# START OF Entries shown

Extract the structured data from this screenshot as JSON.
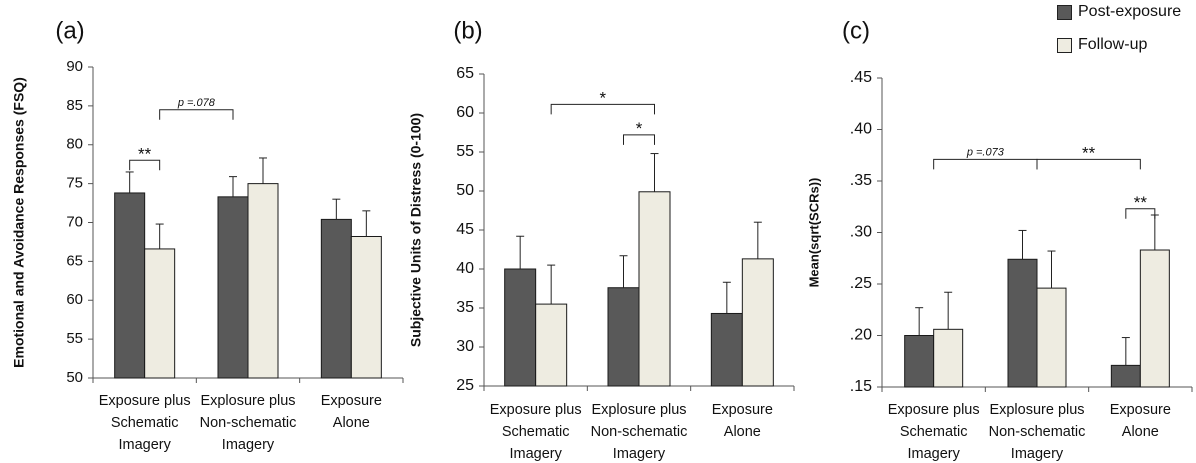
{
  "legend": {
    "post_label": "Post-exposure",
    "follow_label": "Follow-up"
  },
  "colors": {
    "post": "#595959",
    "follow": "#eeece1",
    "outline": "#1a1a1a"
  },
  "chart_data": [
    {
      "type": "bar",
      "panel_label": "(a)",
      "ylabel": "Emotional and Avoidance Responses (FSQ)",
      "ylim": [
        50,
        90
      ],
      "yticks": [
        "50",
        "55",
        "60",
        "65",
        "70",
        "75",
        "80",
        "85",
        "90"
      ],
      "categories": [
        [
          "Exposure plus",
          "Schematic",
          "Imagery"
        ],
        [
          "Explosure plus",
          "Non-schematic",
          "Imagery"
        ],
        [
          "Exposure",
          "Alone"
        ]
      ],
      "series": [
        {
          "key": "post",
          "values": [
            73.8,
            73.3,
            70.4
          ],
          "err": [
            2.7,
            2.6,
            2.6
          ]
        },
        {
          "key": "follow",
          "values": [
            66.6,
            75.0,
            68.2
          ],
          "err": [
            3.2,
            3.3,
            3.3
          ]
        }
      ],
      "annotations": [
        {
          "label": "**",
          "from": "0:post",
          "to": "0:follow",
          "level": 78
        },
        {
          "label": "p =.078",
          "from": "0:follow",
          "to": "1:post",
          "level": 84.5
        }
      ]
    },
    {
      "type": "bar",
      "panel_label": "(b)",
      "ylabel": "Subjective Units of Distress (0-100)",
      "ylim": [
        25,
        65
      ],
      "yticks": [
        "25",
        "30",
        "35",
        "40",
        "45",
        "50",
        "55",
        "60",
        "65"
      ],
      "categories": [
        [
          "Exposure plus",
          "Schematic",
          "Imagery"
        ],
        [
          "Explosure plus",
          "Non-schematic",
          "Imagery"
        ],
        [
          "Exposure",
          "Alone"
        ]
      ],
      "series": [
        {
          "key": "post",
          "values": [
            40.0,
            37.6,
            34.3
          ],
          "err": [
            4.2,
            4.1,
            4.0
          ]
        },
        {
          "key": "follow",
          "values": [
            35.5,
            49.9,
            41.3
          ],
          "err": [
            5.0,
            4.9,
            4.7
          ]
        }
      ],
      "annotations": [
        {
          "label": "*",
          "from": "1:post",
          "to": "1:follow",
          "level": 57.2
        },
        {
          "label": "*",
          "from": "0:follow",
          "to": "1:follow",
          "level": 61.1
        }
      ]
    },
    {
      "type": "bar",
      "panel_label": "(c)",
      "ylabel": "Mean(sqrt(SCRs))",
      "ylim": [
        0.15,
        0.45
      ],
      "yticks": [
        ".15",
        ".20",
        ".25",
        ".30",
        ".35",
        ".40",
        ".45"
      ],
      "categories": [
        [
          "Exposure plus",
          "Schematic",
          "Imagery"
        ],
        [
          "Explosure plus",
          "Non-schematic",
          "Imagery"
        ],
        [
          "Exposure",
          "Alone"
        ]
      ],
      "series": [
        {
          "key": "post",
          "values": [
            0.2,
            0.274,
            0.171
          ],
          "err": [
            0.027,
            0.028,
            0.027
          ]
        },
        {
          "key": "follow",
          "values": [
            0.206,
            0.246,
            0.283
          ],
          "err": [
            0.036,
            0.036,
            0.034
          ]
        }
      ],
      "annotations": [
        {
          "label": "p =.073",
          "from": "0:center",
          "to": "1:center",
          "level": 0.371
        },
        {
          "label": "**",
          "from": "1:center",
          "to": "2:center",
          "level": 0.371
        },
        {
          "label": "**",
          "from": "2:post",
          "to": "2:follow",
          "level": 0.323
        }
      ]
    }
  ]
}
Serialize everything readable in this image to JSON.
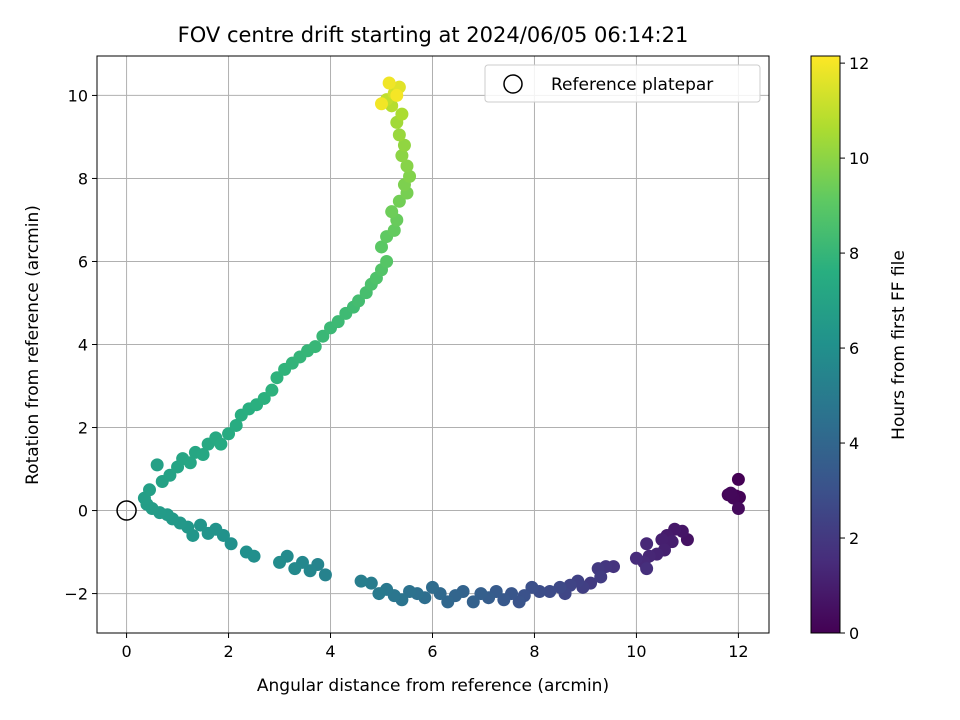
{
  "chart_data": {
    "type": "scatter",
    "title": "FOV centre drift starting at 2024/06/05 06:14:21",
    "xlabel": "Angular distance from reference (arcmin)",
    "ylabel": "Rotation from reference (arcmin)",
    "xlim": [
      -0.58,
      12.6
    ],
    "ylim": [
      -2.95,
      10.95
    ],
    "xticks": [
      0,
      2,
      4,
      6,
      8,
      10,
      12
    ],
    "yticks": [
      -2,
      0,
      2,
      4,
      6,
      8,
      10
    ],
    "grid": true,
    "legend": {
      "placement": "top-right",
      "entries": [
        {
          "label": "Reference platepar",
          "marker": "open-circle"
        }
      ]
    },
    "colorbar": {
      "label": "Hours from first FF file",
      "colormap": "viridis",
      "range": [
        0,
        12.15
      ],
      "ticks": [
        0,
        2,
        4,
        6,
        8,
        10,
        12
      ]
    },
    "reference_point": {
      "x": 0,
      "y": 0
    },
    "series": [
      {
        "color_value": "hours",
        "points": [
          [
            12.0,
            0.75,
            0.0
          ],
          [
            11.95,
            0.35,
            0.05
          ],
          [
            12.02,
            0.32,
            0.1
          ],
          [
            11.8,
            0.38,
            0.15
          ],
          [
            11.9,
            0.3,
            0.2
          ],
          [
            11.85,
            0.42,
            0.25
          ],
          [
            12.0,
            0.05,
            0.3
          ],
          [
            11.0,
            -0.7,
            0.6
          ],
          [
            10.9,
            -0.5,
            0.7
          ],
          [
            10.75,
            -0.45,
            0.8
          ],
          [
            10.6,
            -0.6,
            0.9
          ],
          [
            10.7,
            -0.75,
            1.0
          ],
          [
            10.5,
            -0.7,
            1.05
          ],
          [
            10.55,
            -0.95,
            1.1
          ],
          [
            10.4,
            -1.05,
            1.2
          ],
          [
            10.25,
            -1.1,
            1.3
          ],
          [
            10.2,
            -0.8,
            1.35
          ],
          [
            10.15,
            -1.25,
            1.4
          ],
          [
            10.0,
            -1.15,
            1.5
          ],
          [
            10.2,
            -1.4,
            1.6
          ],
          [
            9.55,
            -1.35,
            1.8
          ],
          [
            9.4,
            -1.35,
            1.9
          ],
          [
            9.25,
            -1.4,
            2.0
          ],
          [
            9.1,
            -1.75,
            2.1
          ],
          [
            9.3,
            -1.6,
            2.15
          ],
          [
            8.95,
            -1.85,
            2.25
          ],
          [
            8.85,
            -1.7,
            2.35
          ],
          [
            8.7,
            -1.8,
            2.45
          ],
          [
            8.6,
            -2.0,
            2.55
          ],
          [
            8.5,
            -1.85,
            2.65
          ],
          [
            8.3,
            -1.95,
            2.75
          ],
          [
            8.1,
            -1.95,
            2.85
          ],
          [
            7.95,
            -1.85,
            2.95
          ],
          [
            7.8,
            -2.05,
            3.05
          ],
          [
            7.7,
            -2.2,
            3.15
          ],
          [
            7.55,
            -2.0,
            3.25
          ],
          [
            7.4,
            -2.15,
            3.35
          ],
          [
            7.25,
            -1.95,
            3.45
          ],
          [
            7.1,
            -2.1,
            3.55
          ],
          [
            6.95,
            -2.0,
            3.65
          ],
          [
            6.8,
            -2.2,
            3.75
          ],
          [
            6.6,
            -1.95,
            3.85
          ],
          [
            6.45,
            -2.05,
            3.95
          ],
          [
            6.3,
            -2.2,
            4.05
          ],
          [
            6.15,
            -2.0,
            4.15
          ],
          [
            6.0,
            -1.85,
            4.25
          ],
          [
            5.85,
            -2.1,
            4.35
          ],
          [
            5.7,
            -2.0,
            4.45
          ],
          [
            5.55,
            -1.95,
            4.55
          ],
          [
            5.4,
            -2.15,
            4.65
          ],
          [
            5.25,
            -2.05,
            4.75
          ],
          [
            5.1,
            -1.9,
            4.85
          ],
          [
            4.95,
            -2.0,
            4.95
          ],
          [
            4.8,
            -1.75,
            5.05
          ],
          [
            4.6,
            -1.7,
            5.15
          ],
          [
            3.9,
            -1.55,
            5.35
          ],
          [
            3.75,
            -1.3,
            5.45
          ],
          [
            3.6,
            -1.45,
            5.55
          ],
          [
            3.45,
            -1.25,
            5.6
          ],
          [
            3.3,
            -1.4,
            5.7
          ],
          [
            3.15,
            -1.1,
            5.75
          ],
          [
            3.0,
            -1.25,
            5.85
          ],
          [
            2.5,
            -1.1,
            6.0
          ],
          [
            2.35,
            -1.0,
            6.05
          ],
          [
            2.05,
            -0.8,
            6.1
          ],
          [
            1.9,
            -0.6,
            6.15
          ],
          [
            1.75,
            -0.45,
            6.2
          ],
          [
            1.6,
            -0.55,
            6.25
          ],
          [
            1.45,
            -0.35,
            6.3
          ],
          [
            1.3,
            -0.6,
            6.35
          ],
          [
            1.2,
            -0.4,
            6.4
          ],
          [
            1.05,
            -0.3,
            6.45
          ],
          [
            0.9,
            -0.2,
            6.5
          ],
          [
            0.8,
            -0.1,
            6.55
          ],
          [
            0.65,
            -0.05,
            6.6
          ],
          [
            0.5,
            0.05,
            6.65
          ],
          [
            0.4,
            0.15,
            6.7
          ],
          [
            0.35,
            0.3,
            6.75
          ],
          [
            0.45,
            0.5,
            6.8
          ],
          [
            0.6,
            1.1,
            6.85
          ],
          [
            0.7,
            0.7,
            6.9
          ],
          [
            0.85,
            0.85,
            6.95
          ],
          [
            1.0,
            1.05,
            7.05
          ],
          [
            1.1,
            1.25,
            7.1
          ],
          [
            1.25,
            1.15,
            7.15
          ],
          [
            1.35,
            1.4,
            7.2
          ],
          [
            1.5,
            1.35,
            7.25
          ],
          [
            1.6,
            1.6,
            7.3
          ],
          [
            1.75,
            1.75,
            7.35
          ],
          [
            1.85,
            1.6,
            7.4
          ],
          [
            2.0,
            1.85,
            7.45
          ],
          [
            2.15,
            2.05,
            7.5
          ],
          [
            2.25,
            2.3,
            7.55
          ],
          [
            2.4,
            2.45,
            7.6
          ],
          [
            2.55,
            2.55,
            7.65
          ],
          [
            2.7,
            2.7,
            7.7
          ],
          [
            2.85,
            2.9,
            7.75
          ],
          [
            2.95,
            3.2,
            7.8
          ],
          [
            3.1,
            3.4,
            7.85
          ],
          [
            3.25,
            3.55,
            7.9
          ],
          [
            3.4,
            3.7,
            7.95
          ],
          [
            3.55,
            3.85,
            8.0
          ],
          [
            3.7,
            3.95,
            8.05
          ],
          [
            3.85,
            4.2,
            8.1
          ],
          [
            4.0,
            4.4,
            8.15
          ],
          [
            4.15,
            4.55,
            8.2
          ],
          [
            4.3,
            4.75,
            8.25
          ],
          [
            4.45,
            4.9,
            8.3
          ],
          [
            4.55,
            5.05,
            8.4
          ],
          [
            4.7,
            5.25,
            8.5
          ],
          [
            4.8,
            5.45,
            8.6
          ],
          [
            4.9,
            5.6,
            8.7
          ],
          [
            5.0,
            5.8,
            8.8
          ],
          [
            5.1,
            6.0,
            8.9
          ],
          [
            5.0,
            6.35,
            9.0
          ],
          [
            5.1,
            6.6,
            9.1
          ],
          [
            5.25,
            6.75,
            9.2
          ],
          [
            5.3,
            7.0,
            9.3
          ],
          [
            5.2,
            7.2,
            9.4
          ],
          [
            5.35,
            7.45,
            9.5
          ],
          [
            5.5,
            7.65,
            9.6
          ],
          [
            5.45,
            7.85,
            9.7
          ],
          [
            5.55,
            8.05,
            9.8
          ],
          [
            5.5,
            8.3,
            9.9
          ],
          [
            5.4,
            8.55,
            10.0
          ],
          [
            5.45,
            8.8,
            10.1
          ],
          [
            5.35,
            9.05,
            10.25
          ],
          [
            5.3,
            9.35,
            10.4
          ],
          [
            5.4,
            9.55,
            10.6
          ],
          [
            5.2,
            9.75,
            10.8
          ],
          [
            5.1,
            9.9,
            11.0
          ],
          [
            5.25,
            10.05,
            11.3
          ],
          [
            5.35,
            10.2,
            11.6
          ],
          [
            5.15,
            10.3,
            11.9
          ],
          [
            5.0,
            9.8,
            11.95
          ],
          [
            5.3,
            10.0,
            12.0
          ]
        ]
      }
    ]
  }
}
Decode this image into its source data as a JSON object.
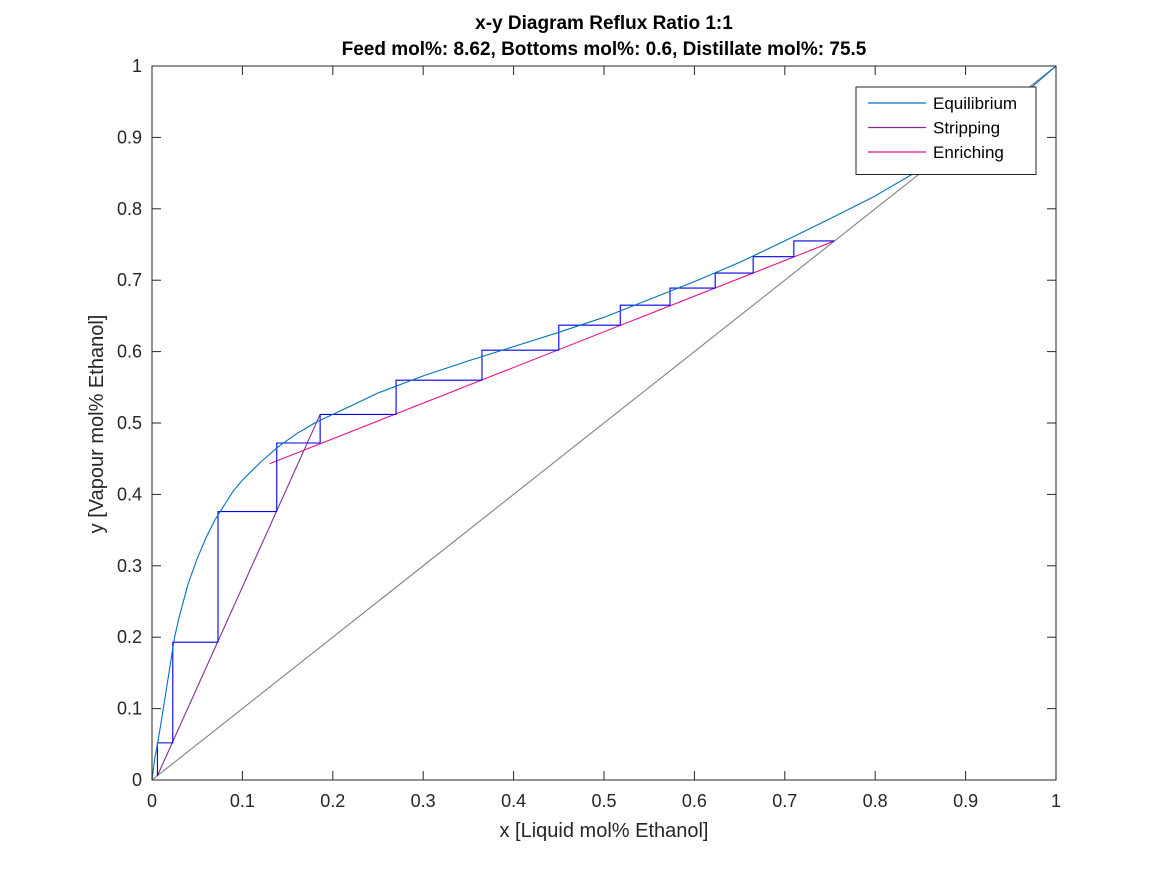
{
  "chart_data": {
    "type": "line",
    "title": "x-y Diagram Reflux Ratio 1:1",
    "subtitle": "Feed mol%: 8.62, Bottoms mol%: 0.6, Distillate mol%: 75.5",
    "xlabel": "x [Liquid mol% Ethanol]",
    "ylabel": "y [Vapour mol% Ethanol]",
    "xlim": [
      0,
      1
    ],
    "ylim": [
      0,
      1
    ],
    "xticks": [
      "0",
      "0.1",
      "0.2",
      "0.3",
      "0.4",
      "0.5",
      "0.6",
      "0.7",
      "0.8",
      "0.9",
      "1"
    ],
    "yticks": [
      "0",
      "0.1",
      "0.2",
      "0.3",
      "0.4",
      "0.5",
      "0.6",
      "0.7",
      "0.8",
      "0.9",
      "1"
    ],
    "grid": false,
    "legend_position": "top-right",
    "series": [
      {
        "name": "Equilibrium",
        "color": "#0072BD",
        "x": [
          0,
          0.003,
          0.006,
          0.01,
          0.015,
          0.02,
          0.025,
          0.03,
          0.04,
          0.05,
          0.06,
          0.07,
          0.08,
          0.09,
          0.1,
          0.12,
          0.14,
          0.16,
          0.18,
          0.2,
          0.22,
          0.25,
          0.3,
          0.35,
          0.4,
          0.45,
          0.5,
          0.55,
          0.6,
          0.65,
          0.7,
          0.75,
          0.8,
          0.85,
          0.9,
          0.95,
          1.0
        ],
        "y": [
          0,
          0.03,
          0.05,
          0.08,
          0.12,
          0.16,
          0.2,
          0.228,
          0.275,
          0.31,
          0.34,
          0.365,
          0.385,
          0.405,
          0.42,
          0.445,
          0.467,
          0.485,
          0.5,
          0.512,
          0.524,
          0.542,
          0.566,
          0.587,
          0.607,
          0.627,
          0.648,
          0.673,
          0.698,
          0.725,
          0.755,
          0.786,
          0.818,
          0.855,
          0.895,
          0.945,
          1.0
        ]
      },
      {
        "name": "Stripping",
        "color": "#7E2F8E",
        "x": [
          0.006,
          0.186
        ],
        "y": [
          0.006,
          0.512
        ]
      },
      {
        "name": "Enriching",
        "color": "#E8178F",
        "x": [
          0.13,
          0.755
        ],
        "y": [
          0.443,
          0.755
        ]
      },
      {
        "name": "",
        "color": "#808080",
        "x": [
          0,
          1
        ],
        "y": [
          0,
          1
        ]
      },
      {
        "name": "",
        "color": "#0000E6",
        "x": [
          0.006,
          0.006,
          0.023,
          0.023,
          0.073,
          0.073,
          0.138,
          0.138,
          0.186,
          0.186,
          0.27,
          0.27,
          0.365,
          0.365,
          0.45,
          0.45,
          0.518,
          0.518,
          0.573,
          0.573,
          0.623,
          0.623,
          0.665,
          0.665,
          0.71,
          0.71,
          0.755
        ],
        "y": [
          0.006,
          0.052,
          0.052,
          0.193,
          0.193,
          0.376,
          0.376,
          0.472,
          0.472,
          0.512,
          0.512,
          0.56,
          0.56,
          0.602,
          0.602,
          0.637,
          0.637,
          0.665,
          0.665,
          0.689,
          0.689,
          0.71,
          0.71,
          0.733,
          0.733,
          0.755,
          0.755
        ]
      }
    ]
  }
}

# END OF Entries shown

**Goal:** Respond with the number of lines containing "right" and no additional words.

**Reply:** 2